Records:
---------------

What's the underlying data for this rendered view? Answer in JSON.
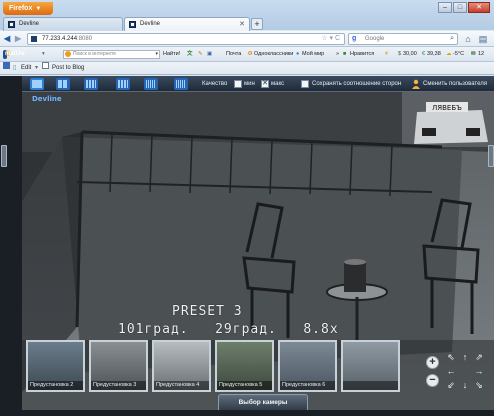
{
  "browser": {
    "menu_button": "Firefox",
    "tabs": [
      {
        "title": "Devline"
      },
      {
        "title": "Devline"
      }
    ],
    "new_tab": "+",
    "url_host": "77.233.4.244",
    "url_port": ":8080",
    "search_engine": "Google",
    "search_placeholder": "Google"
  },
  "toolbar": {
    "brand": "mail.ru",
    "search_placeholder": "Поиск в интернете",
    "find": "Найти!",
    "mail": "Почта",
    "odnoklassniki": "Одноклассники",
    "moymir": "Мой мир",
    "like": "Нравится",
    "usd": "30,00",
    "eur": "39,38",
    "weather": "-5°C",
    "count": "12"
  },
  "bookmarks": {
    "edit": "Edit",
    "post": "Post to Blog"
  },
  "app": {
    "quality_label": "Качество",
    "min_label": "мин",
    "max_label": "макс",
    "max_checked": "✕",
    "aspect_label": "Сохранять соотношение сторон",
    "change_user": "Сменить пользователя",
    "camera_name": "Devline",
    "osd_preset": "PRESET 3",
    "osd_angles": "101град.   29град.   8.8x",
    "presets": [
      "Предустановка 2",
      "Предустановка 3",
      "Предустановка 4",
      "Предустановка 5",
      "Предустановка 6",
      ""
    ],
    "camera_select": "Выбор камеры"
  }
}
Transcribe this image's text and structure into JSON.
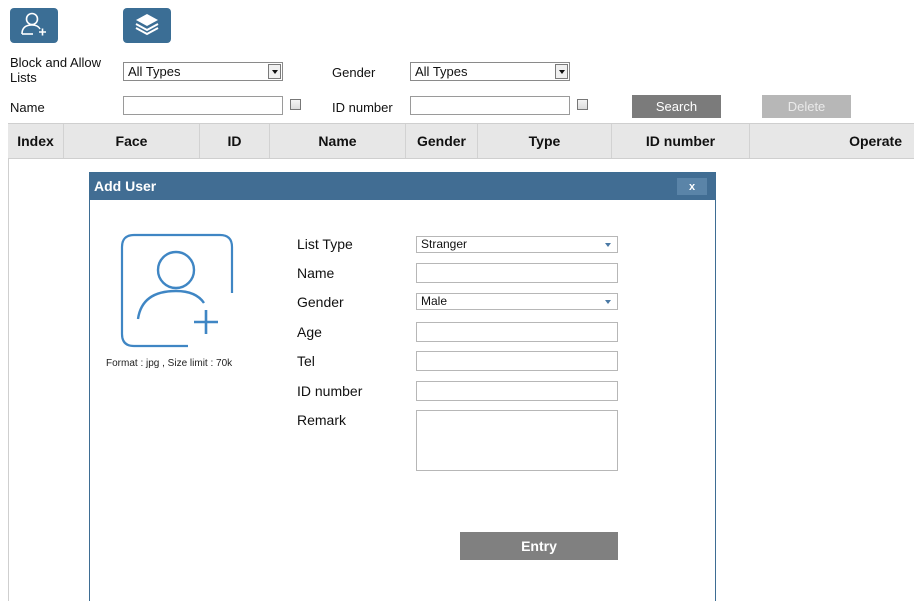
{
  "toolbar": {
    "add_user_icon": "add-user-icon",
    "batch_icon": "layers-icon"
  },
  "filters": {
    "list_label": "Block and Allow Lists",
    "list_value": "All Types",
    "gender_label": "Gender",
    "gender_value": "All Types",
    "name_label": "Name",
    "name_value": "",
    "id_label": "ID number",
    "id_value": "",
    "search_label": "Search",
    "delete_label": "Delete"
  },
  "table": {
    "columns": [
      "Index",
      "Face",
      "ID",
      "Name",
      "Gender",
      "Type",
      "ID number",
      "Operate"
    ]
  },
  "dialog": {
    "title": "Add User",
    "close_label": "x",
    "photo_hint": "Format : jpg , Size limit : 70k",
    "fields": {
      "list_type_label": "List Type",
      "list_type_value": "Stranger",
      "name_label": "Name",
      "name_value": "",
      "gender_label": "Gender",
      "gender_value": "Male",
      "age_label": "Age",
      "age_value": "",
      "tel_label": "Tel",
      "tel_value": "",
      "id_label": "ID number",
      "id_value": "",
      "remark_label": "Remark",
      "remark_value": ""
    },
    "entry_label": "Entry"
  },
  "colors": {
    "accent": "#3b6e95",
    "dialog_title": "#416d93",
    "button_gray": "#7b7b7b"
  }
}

---------------

Copy each line of the records precisely and drop any images they hold.

Output of the task:
What's the underlying data for this rendered view? Answer in JSON.
{
  "browser": {
    "menu_button": "Firefox",
    "tabs": [
      {
        "title": "Devline"
      },
      {
        "title": "Devline"
      }
    ],
    "new_tab": "+",
    "url_host": "77.233.4.244",
    "url_port": ":8080",
    "search_engine": "Google",
    "search_placeholder": "Google"
  },
  "toolbar": {
    "brand": "mail.ru",
    "search_placeholder": "Поиск в интернете",
    "find": "Найти!",
    "mail": "Почта",
    "odnoklassniki": "Одноклассники",
    "moymir": "Мой мир",
    "like": "Нравится",
    "usd": "30,00",
    "eur": "39,38",
    "weather": "-5°C",
    "count": "12"
  },
  "bookmarks": {
    "edit": "Edit",
    "post": "Post to Blog"
  },
  "app": {
    "quality_label": "Качество",
    "min_label": "мин",
    "max_label": "макс",
    "max_checked": "✕",
    "aspect_label": "Сохранять соотношение сторон",
    "change_user": "Сменить пользователя",
    "camera_name": "Devline",
    "osd_preset": "PRESET 3",
    "osd_angles": "101град.   29град.   8.8x",
    "presets": [
      "Предустановка 2",
      "Предустановка 3",
      "Предустановка 4",
      "Предустановка 5",
      "Предустановка 6",
      ""
    ],
    "camera_select": "Выбор камеры"
  }
}
Transcribe this image's text and structure into JSON.
{
  "toolbar": {
    "add_user_icon": "add-user-icon",
    "batch_icon": "layers-icon"
  },
  "filters": {
    "list_label": "Block and Allow Lists",
    "list_value": "All Types",
    "gender_label": "Gender",
    "gender_value": "All Types",
    "name_label": "Name",
    "name_value": "",
    "id_label": "ID number",
    "id_value": "",
    "search_label": "Search",
    "delete_label": "Delete"
  },
  "table": {
    "columns": [
      "Index",
      "Face",
      "ID",
      "Name",
      "Gender",
      "Type",
      "ID number",
      "Operate"
    ]
  },
  "dialog": {
    "title": "Add User",
    "close_label": "x",
    "photo_hint": "Format : jpg , Size limit : 70k",
    "fields": {
      "list_type_label": "List Type",
      "list_type_value": "Stranger",
      "name_label": "Name",
      "name_value": "",
      "gender_label": "Gender",
      "gender_value": "Male",
      "age_label": "Age",
      "age_value": "",
      "tel_label": "Tel",
      "tel_value": "",
      "id_label": "ID number",
      "id_value": "",
      "remark_label": "Remark",
      "remark_value": ""
    },
    "entry_label": "Entry"
  },
  "colors": {
    "accent": "#3b6e95",
    "dialog_title": "#416d93",
    "button_gray": "#7b7b7b"
  }
}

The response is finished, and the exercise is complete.